Lines of data:
(begin)

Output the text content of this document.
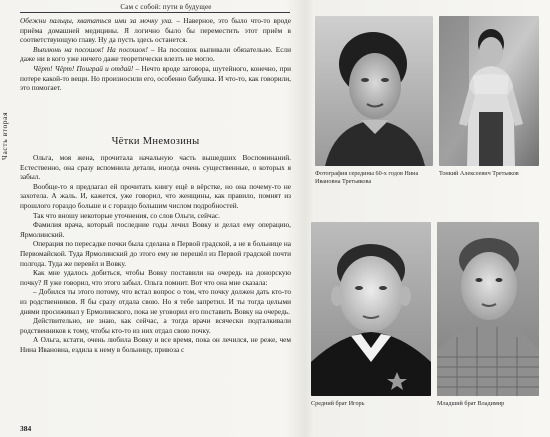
Сам с собой: пути в будущее
Часть вторая

Обежни пальцы, хвататься ими за мочку уха. – Наверное, это было что-то вроде приёма домашней медицины. Я логично было бы переместить этот приём в соответствующую главу. Ну да пусть здесь останется.

Выплюнь на посошок! На посошок! – На посошок выпивали обязательно. Если даже ни в кого уже ничего даже теоретически влезть не могло.

Чёрт! Чёрт! Поиграй и отдай! – Нечто вроде заговора, шутейного, конечно, при потере какой-то вещи. Но произносили его, особенно бабушка. И что-то, как говорили, это помогает.

Чётки Мнемозины

Ольга, моя жена, прочитала начальную часть вышедших Воспоминаний. Естественно, она сразу вспомнила детали, иногда очень существенные, о которых я забыл.

Вообще-то я предлагал ей прочитать книгу ещё в вёрстке, но она почему-то не захотела. А жаль. И, кажется, уже говорил, что женщины, как правило, помнят из прошлого гораздо больше и с гораздо большим числом подробностей.

Так что вношу некоторые уточнения, со слов Ольги, сейчас.

Фамилия врача, который последние годы лечил Вовку и делал ему операцию, Ярмолинский.

Операция по пересадке почки была сделана в Первой градской, а не в больнице на Первомайской. Туда Ярмолинский до этого ему не перешёл из Первой градской почти полгода. Туда же перевёл и Вовку.

Как мне удалось добиться, чтобы Вовку поставили на очередь на донорскую почку? Я уже говорил, что этого забыл. Ольга помнит. Вот что она мне сказала:

– Добился ты этого потому, что встал вопрос о том, что почку должен дать кто-то из родственников. Я бы сразу отдала свою. Но я тебе запретил. И ты тогда целыми днями просиживал у Ермолинского, пока не уговорил его поставить Вовку на очередь.

Действительно, не знаю, как сейчас, а тогда врачи всячески подталкивали родственников к тому, чтобы кто-то из них отдал свою почку.

А Ольга, кстати, очень любила Вовку и все время, пока он лечился, не реже, чем Нина Ивановна, ездила к нему в больницу, привоза с

384
Фотография середины 60-х годов Нина Ивановна Третьякова
Тонкий Алексеевич Третьяков
Средний брат Игорь	Младший брат Владимир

(end)

> [Required work]:
Leave out the pictures and output the rest of the material exactly as written.

> [Response to the task]:
Output the text content of this document.
Сам с собой: пути в будущее
Часть вторая

Обежни пальцы, хвататься ими за мочку уха. – Наверное, это было что-то вроде приёма домашней медицины. Я логично было бы переместить этот приём в соответствующую главу. Ну да пусть здесь останется.

Выплюнь на посошок! На посошок! – На посошок выпивали обязательно. Если даже ни в кого уже ничего даже теоретически влезть не могло.

Чёрт! Чёрт! Поиграй и отдай! – Нечто вроде заговора, шутейного, конечно, при потере какой-то вещи. Но произносили его, особенно бабушка. И что-то, как говорили, это помогает.

Чётки Мнемозины

Ольга, моя жена, прочитала начальную часть вышедших Воспоминаний. Естественно, она сразу вспомнила детали, иногда очень существенные, о которых я забыл.

Вообще-то я предлагал ей прочитать книгу ещё в вёрстке, но она почему-то не захотела. А жаль. И, кажется, уже говорил, что женщины, как правило, помнят из прошлого гораздо больше и с гораздо большим числом подробностей.

Так что вношу некоторые уточнения, со слов Ольги, сейчас.

Фамилия врача, который последние годы лечил Вовку и делал ему операцию, Ярмолинский.

Операция по пересадке почки была сделана в Первой градской, а не в больнице на Первомайской. Туда Ярмолинский до этого ему не перешёл из Первой градской почти полгода. Туда же перевёл и Вовку.

Как мне удалось добиться, чтобы Вовку поставили на очередь на донорскую почку? Я уже говорил, что этого забыл. Ольга помнит. Вот что она мне сказала:

– Добился ты этого потому, что встал вопрос о том, что почку должен дать кто-то из родственников. Я бы сразу отдала свою. Но я тебе запретил. И ты тогда целыми днями просиживал у Ермолинского, пока не уговорил его поставить Вовку на очередь.

Действительно, не знаю, как сейчас, а тогда врачи всячески подталкивали родственников к тому, чтобы кто-то из них отдал свою почку.

А Ольга, кстати, очень любила Вовку и все время, пока он лечился, не реже, чем Нина Ивановна, ездила к нему в больницу, привоза с

384
Фотография середины 60-х годов Нина Ивановна Третьякова
Тонкий Алексеевич Третьяков
Средний брат Игорь	Младший брат Владимир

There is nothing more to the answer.